The data must be written out once more, precisely as given.

+++ Supplied entries

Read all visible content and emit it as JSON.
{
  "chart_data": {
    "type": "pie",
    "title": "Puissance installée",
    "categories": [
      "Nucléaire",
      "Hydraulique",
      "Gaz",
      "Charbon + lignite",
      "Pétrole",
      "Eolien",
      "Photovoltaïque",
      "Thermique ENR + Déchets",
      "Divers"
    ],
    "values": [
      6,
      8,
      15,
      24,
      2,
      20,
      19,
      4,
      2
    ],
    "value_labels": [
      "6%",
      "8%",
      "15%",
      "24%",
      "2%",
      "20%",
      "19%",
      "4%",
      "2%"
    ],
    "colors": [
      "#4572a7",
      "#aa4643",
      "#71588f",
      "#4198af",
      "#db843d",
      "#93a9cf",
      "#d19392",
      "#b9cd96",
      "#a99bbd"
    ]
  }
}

++++++

*Exercise response*.
Read all visible content and emit it as JSON.
{
  "chart_data": {
    "type": "pie",
    "title": "Puissance installée",
    "categories": [
      "Nucléaire",
      "Hydraulique",
      "Gaz",
      "Charbon + lignite",
      "Pétrole",
      "Eolien",
      "Photovoltaïque",
      "Thermique ENR + Déchets",
      "Divers"
    ],
    "values": [
      6,
      8,
      15,
      24,
      2,
      20,
      19,
      4,
      2
    ],
    "value_labels": [
      "6%",
      "8%",
      "15%",
      "24%",
      "2%",
      "20%",
      "19%",
      "4%",
      "2%"
    ],
    "colors": [
      "#4572a7",
      "#aa4643",
      "#71588f",
      "#4198af",
      "#db843d",
      "#93a9cf",
      "#d19392",
      "#b9cd96",
      "#a99bbd"
    ]
  }
}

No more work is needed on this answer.